## WHAT IS ASKED
Copy every line of the items below verbatim, omitting the pictures.

## start EXERCISE INPUTS

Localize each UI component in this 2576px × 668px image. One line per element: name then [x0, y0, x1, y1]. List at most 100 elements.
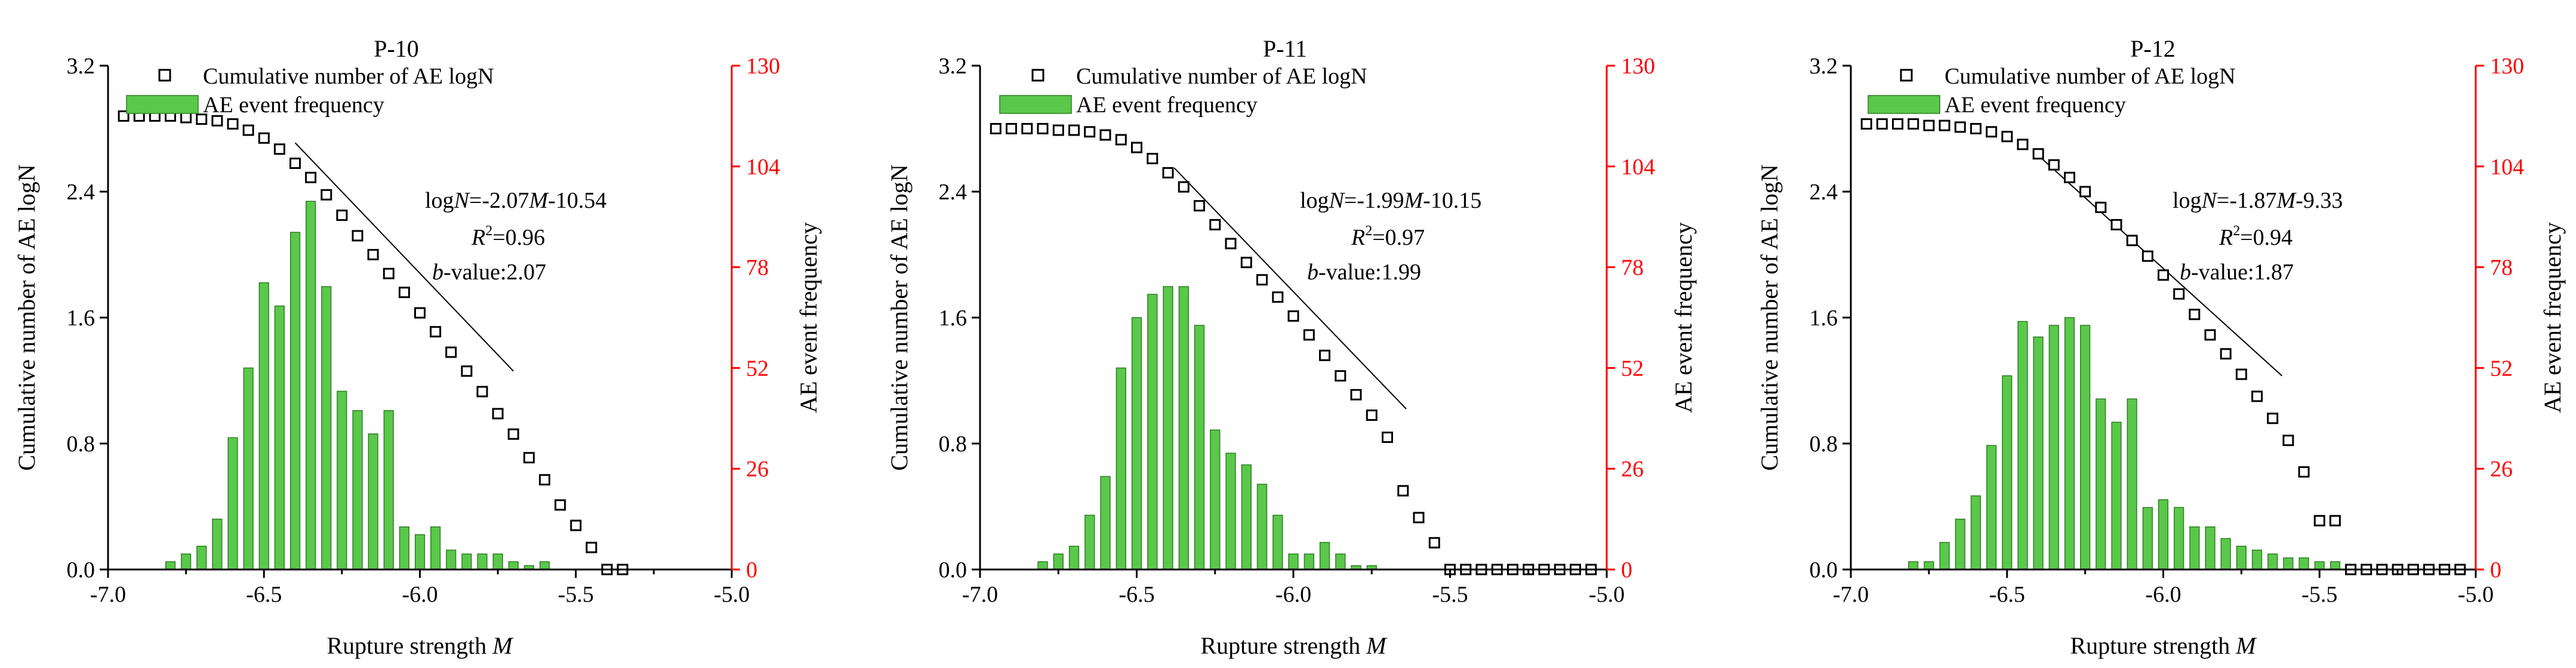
x-axis-title: Rupture strength M: [1200, 632, 1388, 659]
frequency-bar: [2158, 499, 2169, 570]
right-y-tick-label: 26: [746, 457, 769, 482]
frequency-bar: [1304, 553, 1314, 570]
frequency-bar: [1100, 476, 1111, 570]
cumulative-point: [2251, 390, 2263, 402]
frequency-bar: [1225, 452, 1236, 570]
frequency-bar: [2048, 325, 2059, 570]
frequency-bar: [368, 433, 378, 570]
frequency-bar: [352, 410, 363, 570]
frequency-bar: [2174, 507, 2184, 570]
frequency-bar: [508, 561, 519, 570]
frequency-bar: [2267, 553, 2278, 570]
cumulative-series: [990, 123, 1597, 575]
legend-marker-square: [158, 69, 171, 82]
cumulative-point: [554, 499, 566, 511]
legend-marker-square: [1900, 69, 1913, 82]
cumulative-point: [2032, 148, 2044, 160]
cumulative-point: [430, 326, 442, 338]
left-y-tick-label: 2.4: [1810, 180, 1838, 205]
x-tick-label: -5.0: [1589, 582, 1625, 607]
frequency-bar: [1335, 553, 1346, 570]
legend: Cumulative number of AE logN AE event fr…: [999, 64, 1367, 118]
cumulative-point: [383, 267, 395, 279]
panel-title: P-12: [2130, 35, 2176, 62]
left-y-tick-label: 1.6: [67, 306, 95, 331]
left-y-tick-label: 0.8: [939, 432, 967, 457]
cumulative-point: [1303, 329, 1315, 341]
cumulative-point: [1954, 121, 1966, 133]
r-squared: R2=0.94: [2218, 223, 2292, 250]
cumulative-point: [242, 124, 254, 136]
right-y-tick-label: 130: [746, 54, 780, 79]
x-axis-title: Rupture strength M: [2070, 632, 2257, 659]
left-axis-title: Cumulative number of AE logN: [1756, 164, 1783, 470]
legend-label-cumulative: Cumulative number of AE logN: [1945, 64, 2236, 89]
frequency-bar: [2080, 325, 2091, 570]
x-tick-label: -5.5: [558, 582, 594, 607]
frequency-bar: [1319, 541, 1330, 570]
cumulative-point: [1876, 118, 1888, 130]
fit-line: [2038, 155, 2283, 377]
right-y-tick-label: 52: [1621, 356, 1644, 381]
right-y-tick-label: 0: [1621, 558, 1632, 583]
cumulative-point: [570, 519, 582, 531]
left-y-tick-label: 3.2: [1810, 54, 1838, 79]
frequency-bar: [1178, 286, 1189, 570]
cumulative-point: [1923, 119, 1935, 131]
cumulative-point: [289, 158, 301, 169]
frequency-bar: [2064, 317, 2075, 570]
left-y-tick-label: 0.0: [939, 558, 967, 583]
cumulative-point: [1908, 118, 1919, 130]
x-tick-label: -7.0: [962, 582, 998, 607]
frequency-bar: [2111, 421, 2122, 570]
legend-label-frequency: AE event frequency: [1076, 93, 1258, 118]
legend-marker-bar: [999, 95, 1072, 114]
right-y-tick-label: 78: [746, 255, 769, 281]
frequency-bar: [337, 390, 347, 570]
bar-series: [165, 201, 550, 570]
left-y-ticks: 0.0 0.8 1.6 2.4 3.2: [1810, 54, 1851, 583]
cumulative-point: [321, 189, 332, 201]
right-y-tick-label: 104: [746, 155, 780, 180]
cumulative-point: [2001, 131, 2013, 143]
cumulative-point: [1240, 257, 1252, 269]
fit-equation: logN=-2.07M-10.54: [425, 188, 606, 213]
frequency-bar: [212, 518, 223, 570]
right-axis-title: AE event frequency: [1670, 222, 1697, 413]
left-y-tick-label: 0.0: [1810, 558, 1838, 583]
frequency-bar: [1924, 561, 1934, 570]
cumulative-point: [523, 452, 535, 464]
right-axis-title: AE event frequency: [2539, 222, 2566, 413]
legend-marker-square: [1031, 69, 1044, 82]
frequency-bar: [2127, 398, 2137, 570]
right-y-tick-label: 52: [2490, 356, 2513, 381]
cumulative-point: [539, 474, 550, 486]
legend-label-cumulative: Cumulative number of AE logN: [203, 64, 494, 89]
cumulative-point: [2189, 309, 2201, 321]
x-ticks: -7.0 -6.5 -6.0 -5.5 -5.0: [1833, 570, 2494, 607]
cumulative-point: [2110, 218, 2122, 230]
cumulative-point: [305, 171, 317, 183]
frequency-bar: [1037, 561, 1048, 570]
frequency-bar: [1147, 294, 1158, 570]
fit-annotations: logN=-1.99M-10.15 R2=0.97 b-value:1.99: [1300, 188, 1481, 285]
right-y-ticks: 0 26 52 78 104 130: [2476, 54, 2524, 583]
left-y-ticks: 0.0 0.8 1.6 2.4 3.2: [939, 54, 980, 583]
x-tick-label: -6.0: [1275, 582, 1311, 607]
frequency-bar: [461, 553, 472, 570]
cumulative-point: [1397, 485, 1409, 497]
frequency-bar: [383, 410, 394, 570]
right-axis-title: AE event frequency: [795, 222, 822, 413]
frequency-bar: [1163, 286, 1173, 570]
x-tick-label: -6.0: [2145, 582, 2181, 607]
cumulative-point: [1068, 124, 1080, 136]
cumulative-point: [990, 123, 1002, 134]
x-tick-label: -5.0: [2458, 582, 2494, 607]
b-value: b-value:2.07: [432, 260, 546, 285]
cumulative-point: [1860, 118, 1872, 130]
x-ticks: -7.0 -6.5 -6.0 -5.5 -5.0: [962, 570, 1625, 607]
r-squared: R2=0.97: [1351, 223, 1425, 250]
cumulative-point: [2126, 235, 2138, 247]
fit-equation: logN=-1.99M-10.15: [1300, 188, 1481, 213]
x-ticks: -7.0 -6.5 -6.0 -5.5 -5.0: [90, 570, 750, 607]
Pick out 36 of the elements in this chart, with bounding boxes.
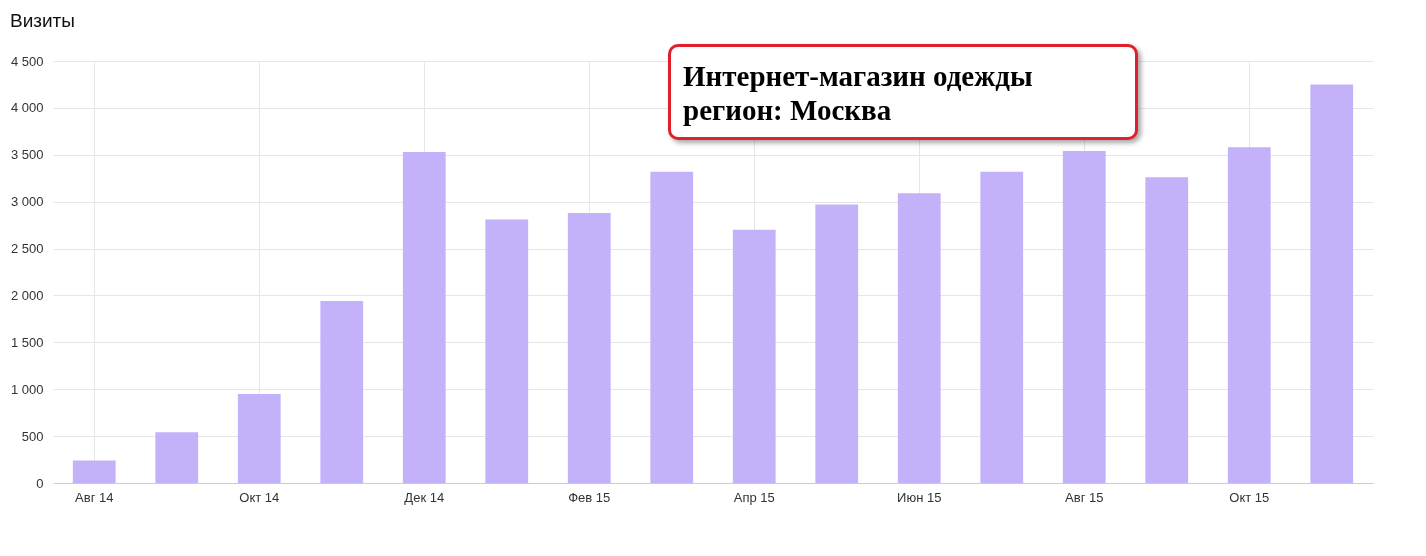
bar xyxy=(980,171,1024,483)
bar xyxy=(1062,151,1106,483)
bar xyxy=(897,193,941,483)
bar xyxy=(815,204,859,483)
y-tick-label: 1 500 xyxy=(10,334,44,350)
bar xyxy=(237,393,281,483)
y-tick-label: 500 xyxy=(21,428,44,444)
y-tick-label: 4 000 xyxy=(10,100,44,116)
y-tick-label: 2 500 xyxy=(10,241,44,257)
bar xyxy=(155,432,199,483)
bar xyxy=(732,229,776,483)
bar xyxy=(320,301,364,483)
x-tick-label: Дек 14 xyxy=(404,489,445,505)
y-tick-label: 3 000 xyxy=(10,194,44,210)
bar xyxy=(1227,147,1271,483)
bar xyxy=(567,212,611,483)
x-tick-label: Фев 15 xyxy=(568,489,611,505)
y-tick-label: 1 000 xyxy=(10,381,44,397)
x-tick-label: Окт 15 xyxy=(1229,489,1270,505)
bar xyxy=(485,219,529,483)
y-tick-label: 2 000 xyxy=(10,287,44,303)
bar xyxy=(402,151,446,483)
x-tick-label: Авг 15 xyxy=(1065,489,1104,505)
chart-title: Визиты xyxy=(10,10,75,32)
callout-box: Интернет-магазин одежды регион: Москва xyxy=(668,44,1138,140)
y-tick-label: 0 xyxy=(36,475,44,491)
bar xyxy=(1310,84,1354,483)
bar xyxy=(72,460,116,483)
x-tick-label: Июн 15 xyxy=(897,489,942,505)
x-tick-label: Авг 14 xyxy=(75,489,114,505)
x-tick-label: Окт 14 xyxy=(239,489,280,505)
x-tick-label: Апр 15 xyxy=(733,489,775,505)
bar xyxy=(650,171,694,483)
y-tick-label: 4 500 xyxy=(10,53,44,69)
y-tick-label: 3 500 xyxy=(10,147,44,163)
bar xyxy=(1145,177,1189,483)
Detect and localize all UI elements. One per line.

## end EXERCISE INPUTS

## SOLUTION TO THE EXERCISE
Localize each UI component in this 2576px × 668px image. One line per element: name then [x0, y0, x1, y1]. List at most 100 elements.
x-axis-title: Rupture strength M: [1200, 632, 1388, 659]
frequency-bar: [2158, 499, 2169, 570]
right-y-tick-label: 26: [746, 457, 769, 482]
frequency-bar: [1304, 553, 1314, 570]
frequency-bar: [1100, 476, 1111, 570]
cumulative-point: [2251, 390, 2263, 402]
frequency-bar: [1225, 452, 1236, 570]
frequency-bar: [2048, 325, 2059, 570]
frequency-bar: [368, 433, 378, 570]
frequency-bar: [352, 410, 363, 570]
frequency-bar: [2174, 507, 2184, 570]
frequency-bar: [508, 561, 519, 570]
frequency-bar: [2267, 553, 2278, 570]
cumulative-series: [990, 123, 1597, 575]
legend-marker-square: [158, 69, 171, 82]
cumulative-point: [554, 499, 566, 511]
legend-marker-square: [1900, 69, 1913, 82]
cumulative-point: [2032, 148, 2044, 160]
cumulative-point: [430, 326, 442, 338]
left-y-tick-label: 2.4: [1810, 180, 1838, 205]
x-tick-label: -5.0: [1589, 582, 1625, 607]
frequency-bar: [1335, 553, 1346, 570]
legend: Cumulative number of AE logN AE event fr…: [999, 64, 1367, 118]
cumulative-point: [383, 267, 395, 279]
panel-title: P-12: [2130, 35, 2176, 62]
left-y-tick-label: 1.6: [67, 306, 95, 331]
left-y-tick-label: 0.8: [939, 432, 967, 457]
cumulative-point: [1303, 329, 1315, 341]
cumulative-point: [1954, 121, 1966, 133]
r-squared: R2=0.94: [2218, 223, 2292, 250]
cumulative-point: [242, 124, 254, 136]
right-y-tick-label: 130: [746, 54, 780, 79]
x-axis-title: Rupture strength M: [2070, 632, 2257, 659]
left-axis-title: Cumulative number of AE logN: [1756, 164, 1783, 470]
legend-label-cumulative: Cumulative number of AE logN: [1945, 64, 2236, 89]
frequency-bar: [2080, 325, 2091, 570]
x-tick-label: -5.5: [558, 582, 594, 607]
frequency-bar: [1319, 541, 1330, 570]
cumulative-point: [1876, 118, 1888, 130]
fit-line: [2038, 155, 2283, 377]
right-y-tick-label: 52: [1621, 356, 1644, 381]
right-y-tick-label: 0: [1621, 558, 1632, 583]
cumulative-point: [570, 519, 582, 531]
left-y-tick-label: 3.2: [1810, 54, 1838, 79]
frequency-bar: [1178, 286, 1189, 570]
cumulative-point: [1923, 119, 1935, 131]
cumulative-point: [289, 158, 301, 169]
frequency-bar: [2064, 317, 2075, 570]
left-y-tick-label: 0.0: [939, 558, 967, 583]
cumulative-point: [1908, 118, 1919, 130]
x-tick-label: -7.0: [962, 582, 998, 607]
frequency-bar: [2111, 421, 2122, 570]
legend-label-frequency: AE event frequency: [1076, 93, 1258, 118]
legend-marker-bar: [999, 95, 1072, 114]
right-y-tick-label: 78: [746, 255, 769, 281]
frequency-bar: [337, 390, 347, 570]
bar-series: [165, 201, 550, 570]
left-y-ticks: 0.0 0.8 1.6 2.4 3.2: [1810, 54, 1851, 583]
cumulative-point: [321, 189, 332, 201]
right-y-tick-label: 104: [746, 155, 780, 180]
cumulative-point: [2001, 131, 2013, 143]
cumulative-point: [1240, 257, 1252, 269]
fit-equation: logN=-2.07M-10.54: [425, 188, 606, 213]
frequency-bar: [212, 518, 223, 570]
right-axis-title: AE event frequency: [1670, 222, 1697, 413]
left-y-tick-label: 0.0: [1810, 558, 1838, 583]
frequency-bar: [1924, 561, 1934, 570]
cumulative-point: [523, 452, 535, 464]
right-axis-title: AE event frequency: [2539, 222, 2566, 413]
legend-marker-square: [1031, 69, 1044, 82]
frequency-bar: [2127, 398, 2137, 570]
right-y-tick-label: 52: [2490, 356, 2513, 381]
cumulative-point: [539, 474, 550, 486]
legend-label-cumulative: Cumulative number of AE logN: [203, 64, 494, 89]
cumulative-point: [2189, 309, 2201, 321]
x-ticks: -7.0 -6.5 -6.0 -5.5 -5.0: [1833, 570, 2494, 607]
cumulative-point: [2110, 218, 2122, 230]
cumulative-point: [305, 171, 317, 183]
frequency-bar: [1037, 561, 1048, 570]
frequency-bar: [1147, 294, 1158, 570]
fit-annotations: logN=-1.99M-10.15 R2=0.97 b-value:1.99: [1300, 188, 1481, 285]
right-y-ticks: 0 26 52 78 104 130: [2476, 54, 2524, 583]
left-y-ticks: 0.0 0.8 1.6 2.4 3.2: [939, 54, 980, 583]
x-tick-label: -6.0: [1275, 582, 1311, 607]
frequency-bar: [461, 553, 472, 570]
cumulative-point: [1397, 485, 1409, 497]
frequency-bar: [383, 410, 394, 570]
right-axis-title: AE event frequency: [795, 222, 822, 413]
frequency-bar: [1163, 286, 1173, 570]
x-tick-label: -6.0: [2145, 582, 2181, 607]
cumulative-point: [1068, 124, 1080, 136]
cumulative-point: [990, 123, 1002, 134]
x-tick-label: -5.0: [2458, 582, 2494, 607]
b-value: b-value:2.07: [432, 260, 546, 285]
cumulative-point: [1860, 118, 1872, 130]
x-ticks: -7.0 -6.5 -6.0 -5.5 -5.0: [962, 570, 1625, 607]
r-squared: R2=0.97: [1351, 223, 1425, 250]
cumulative-point: [2126, 235, 2138, 247]
fit-equation: logN=-1.99M-10.15: [1300, 188, 1481, 213]
x-ticks: -7.0 -6.5 -6.0 -5.5 -5.0: [90, 570, 750, 607]
Pick out 36 of the elements in this chart, with bounding boxes.
bar xyxy=(980,171,1024,483)
bar xyxy=(1062,151,1106,483)
bar xyxy=(897,193,941,483)
bar xyxy=(815,204,859,483)
y-tick-label: 1 500 xyxy=(10,334,44,350)
bar xyxy=(237,393,281,483)
y-tick-label: 500 xyxy=(21,428,44,444)
y-tick-label: 4 000 xyxy=(10,100,44,116)
y-tick-label: 2 500 xyxy=(10,241,44,257)
bar xyxy=(155,432,199,483)
bar xyxy=(732,229,776,483)
bar xyxy=(320,301,364,483)
x-tick-label: Дек 14 xyxy=(404,489,445,505)
y-tick-label: 3 000 xyxy=(10,194,44,210)
bar xyxy=(1227,147,1271,483)
bar xyxy=(567,212,611,483)
x-tick-label: Фев 15 xyxy=(568,489,611,505)
y-tick-label: 1 000 xyxy=(10,381,44,397)
x-tick-label: Окт 15 xyxy=(1229,489,1270,505)
bar xyxy=(485,219,529,483)
y-tick-label: 2 000 xyxy=(10,287,44,303)
bar xyxy=(402,151,446,483)
x-tick-label: Авг 15 xyxy=(1065,489,1104,505)
chart-title: Визиты xyxy=(10,10,75,32)
callout-box: Интернет-магазин одежды регион: Москва xyxy=(668,44,1138,140)
y-tick-label: 0 xyxy=(36,475,44,491)
bar xyxy=(1310,84,1354,483)
bar xyxy=(72,460,116,483)
x-tick-label: Июн 15 xyxy=(897,489,942,505)
x-tick-label: Авг 14 xyxy=(75,489,114,505)
x-tick-label: Окт 14 xyxy=(239,489,280,505)
x-tick-label: Апр 15 xyxy=(733,489,775,505)
bar xyxy=(650,171,694,483)
y-tick-label: 4 500 xyxy=(10,53,44,69)
y-tick-label: 3 500 xyxy=(10,147,44,163)
bar xyxy=(1145,177,1189,483)
Detect and localize all UI elements. One per line.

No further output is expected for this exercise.